DIRECTION
Using the material below, copy every line where "blog" appears.

DATASET
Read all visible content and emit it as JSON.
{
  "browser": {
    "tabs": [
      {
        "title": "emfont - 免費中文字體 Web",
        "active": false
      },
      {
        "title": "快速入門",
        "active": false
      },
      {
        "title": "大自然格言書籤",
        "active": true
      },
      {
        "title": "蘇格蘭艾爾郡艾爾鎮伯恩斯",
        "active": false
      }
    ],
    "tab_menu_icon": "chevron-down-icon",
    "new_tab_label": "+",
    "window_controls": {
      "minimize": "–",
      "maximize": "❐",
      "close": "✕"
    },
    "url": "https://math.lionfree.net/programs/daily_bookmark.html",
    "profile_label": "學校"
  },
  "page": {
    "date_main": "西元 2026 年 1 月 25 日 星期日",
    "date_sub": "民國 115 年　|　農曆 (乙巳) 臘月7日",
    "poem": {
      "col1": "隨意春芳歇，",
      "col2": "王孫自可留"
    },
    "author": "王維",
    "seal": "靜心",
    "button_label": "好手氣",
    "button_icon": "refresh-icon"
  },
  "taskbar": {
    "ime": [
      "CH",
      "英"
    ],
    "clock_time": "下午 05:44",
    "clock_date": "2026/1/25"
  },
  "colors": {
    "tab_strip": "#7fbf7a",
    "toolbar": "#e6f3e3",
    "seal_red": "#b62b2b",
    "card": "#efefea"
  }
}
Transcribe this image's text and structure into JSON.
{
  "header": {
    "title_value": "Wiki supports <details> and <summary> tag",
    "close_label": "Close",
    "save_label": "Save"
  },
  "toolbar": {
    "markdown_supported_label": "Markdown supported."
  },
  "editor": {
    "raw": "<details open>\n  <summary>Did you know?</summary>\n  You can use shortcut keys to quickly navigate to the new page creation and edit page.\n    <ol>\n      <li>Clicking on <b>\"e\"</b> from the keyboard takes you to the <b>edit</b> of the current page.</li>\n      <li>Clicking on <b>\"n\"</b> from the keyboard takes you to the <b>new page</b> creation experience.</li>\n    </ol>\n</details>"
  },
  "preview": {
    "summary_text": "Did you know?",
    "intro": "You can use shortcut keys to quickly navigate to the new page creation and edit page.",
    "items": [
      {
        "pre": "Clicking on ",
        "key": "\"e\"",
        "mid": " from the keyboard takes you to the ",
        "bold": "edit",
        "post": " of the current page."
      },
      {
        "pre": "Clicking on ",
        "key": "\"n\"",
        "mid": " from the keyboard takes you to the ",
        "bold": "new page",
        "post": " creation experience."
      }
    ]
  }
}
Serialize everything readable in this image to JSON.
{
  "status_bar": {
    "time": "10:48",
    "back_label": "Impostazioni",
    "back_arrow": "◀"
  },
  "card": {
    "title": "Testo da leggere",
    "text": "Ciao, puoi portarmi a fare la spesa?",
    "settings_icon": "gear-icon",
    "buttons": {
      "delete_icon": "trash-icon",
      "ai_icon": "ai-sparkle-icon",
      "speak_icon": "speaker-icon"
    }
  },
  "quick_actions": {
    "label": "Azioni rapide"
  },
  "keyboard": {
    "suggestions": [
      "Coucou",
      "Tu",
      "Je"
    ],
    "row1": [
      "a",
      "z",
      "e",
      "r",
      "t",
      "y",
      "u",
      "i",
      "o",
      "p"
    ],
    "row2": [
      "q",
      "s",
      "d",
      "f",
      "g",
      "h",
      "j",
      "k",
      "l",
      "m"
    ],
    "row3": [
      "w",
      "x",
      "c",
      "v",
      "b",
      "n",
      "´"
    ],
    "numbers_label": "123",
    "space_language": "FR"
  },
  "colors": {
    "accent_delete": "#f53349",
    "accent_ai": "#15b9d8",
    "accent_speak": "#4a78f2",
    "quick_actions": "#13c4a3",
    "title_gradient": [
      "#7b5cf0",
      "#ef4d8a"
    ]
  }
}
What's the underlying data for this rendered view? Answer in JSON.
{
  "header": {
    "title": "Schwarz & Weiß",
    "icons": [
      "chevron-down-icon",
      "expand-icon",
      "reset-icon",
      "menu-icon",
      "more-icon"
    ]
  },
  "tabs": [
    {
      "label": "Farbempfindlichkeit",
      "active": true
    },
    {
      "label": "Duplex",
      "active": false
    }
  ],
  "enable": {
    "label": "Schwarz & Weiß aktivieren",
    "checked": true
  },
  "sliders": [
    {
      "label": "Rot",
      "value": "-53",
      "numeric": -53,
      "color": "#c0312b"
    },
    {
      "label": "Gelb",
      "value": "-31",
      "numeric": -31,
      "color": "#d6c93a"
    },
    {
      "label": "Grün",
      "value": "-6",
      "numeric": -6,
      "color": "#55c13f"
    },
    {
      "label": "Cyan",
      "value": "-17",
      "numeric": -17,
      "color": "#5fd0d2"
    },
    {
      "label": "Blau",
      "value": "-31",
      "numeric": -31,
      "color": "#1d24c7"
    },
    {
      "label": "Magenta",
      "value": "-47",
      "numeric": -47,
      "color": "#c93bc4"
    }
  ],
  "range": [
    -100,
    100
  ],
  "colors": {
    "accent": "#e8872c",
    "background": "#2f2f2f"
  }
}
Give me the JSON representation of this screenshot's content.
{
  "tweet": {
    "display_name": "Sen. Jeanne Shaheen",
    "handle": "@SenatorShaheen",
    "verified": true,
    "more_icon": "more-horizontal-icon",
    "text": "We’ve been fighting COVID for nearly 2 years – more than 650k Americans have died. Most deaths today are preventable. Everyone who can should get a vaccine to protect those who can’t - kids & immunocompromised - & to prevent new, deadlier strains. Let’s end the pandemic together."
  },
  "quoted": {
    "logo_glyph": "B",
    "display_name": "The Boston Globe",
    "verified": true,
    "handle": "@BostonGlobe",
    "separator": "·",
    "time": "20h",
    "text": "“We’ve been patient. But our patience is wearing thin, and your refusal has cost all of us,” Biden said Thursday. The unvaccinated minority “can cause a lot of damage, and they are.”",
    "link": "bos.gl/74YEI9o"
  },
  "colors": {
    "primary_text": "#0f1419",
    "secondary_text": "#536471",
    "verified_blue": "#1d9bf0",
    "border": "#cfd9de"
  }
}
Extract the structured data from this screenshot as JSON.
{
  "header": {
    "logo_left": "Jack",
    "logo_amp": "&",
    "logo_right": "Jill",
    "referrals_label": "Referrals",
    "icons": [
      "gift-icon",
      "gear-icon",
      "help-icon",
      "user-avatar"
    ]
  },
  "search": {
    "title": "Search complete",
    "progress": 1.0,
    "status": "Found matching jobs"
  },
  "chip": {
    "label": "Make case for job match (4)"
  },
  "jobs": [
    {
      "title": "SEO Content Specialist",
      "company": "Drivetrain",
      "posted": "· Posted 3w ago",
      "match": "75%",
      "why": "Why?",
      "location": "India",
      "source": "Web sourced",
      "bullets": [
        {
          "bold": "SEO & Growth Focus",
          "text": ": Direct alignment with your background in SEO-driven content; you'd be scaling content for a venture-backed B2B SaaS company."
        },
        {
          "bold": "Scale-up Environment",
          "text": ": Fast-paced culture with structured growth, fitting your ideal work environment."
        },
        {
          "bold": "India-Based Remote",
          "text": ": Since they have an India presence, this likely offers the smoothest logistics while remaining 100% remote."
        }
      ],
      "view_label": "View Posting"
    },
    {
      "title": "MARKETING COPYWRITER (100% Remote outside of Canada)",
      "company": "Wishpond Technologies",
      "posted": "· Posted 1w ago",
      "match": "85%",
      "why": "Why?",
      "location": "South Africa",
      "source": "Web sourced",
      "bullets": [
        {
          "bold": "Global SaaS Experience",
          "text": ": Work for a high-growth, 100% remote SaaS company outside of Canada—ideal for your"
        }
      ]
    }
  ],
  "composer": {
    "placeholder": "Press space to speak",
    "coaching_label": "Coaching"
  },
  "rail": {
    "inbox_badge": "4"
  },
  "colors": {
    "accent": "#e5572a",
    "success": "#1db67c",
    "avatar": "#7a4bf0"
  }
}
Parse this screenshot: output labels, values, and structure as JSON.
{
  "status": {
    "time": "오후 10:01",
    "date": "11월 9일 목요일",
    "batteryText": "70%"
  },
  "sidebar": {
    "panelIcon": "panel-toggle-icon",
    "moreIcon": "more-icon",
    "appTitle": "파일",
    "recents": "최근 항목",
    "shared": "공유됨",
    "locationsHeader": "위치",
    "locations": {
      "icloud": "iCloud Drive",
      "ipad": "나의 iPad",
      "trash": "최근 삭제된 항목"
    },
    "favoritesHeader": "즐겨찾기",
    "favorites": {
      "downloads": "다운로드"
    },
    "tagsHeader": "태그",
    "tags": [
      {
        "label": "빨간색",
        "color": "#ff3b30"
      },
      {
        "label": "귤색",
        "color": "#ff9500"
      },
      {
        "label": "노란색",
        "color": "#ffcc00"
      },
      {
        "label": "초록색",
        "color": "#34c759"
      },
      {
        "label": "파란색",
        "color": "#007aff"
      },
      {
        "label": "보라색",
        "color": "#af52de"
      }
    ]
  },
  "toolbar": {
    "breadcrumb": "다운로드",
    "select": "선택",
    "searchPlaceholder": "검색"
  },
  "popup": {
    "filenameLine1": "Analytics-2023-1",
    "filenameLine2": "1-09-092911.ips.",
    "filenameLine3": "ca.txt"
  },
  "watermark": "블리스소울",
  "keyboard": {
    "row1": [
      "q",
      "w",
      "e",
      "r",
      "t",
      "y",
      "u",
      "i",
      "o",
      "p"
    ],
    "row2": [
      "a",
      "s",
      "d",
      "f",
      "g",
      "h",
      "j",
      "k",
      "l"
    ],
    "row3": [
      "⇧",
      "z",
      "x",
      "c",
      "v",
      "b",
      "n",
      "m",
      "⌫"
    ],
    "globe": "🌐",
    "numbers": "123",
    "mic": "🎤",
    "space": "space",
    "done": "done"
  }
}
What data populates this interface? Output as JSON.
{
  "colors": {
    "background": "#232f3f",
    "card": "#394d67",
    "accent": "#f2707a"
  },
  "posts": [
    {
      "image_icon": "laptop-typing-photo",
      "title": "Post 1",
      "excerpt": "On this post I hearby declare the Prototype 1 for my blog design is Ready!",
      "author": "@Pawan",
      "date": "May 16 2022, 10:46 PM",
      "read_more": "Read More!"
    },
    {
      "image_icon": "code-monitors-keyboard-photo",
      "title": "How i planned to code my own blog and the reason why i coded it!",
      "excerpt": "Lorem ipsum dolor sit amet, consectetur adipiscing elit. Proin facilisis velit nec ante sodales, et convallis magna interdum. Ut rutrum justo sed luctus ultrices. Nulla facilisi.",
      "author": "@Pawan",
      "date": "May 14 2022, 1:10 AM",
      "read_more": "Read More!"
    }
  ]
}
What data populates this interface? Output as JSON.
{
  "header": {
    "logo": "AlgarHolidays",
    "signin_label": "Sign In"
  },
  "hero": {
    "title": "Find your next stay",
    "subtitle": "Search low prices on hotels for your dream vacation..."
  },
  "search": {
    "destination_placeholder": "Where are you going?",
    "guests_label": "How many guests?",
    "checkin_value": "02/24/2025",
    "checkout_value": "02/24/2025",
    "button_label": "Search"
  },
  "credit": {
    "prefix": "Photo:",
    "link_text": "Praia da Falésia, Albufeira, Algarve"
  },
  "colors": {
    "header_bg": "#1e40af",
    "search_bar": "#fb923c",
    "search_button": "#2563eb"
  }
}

EXPECTED OUTPUT
      "excerpt": "On this post I hearby declare the Prototype 1 for my blog design is Ready!",
      "title": "How i planned to code my own blog and the reason why i coded it!",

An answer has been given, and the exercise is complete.